Source material:
******
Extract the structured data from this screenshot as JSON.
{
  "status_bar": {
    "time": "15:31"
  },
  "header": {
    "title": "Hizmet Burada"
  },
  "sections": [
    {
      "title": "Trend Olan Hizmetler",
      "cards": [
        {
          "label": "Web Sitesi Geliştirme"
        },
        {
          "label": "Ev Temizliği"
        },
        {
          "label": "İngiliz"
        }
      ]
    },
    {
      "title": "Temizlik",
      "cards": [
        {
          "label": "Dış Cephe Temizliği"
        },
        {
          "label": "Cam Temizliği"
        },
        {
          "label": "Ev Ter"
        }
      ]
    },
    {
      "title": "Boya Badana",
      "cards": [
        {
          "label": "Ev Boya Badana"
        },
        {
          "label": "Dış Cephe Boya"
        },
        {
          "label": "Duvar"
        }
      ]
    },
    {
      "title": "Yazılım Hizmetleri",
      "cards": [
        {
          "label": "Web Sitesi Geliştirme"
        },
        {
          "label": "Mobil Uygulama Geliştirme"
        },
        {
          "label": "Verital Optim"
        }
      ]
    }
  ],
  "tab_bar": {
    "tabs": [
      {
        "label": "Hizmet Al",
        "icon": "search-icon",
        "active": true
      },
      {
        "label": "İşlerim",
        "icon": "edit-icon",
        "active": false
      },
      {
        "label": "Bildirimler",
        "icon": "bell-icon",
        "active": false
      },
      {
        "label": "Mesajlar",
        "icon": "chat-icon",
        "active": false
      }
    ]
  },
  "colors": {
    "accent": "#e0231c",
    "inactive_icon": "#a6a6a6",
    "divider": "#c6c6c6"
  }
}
******
Report all lines of the material that contain the word "Cephe".

Full answer:
          "label": "Dış Cephe Temizliği"
          "label": "Dış Cephe Boya"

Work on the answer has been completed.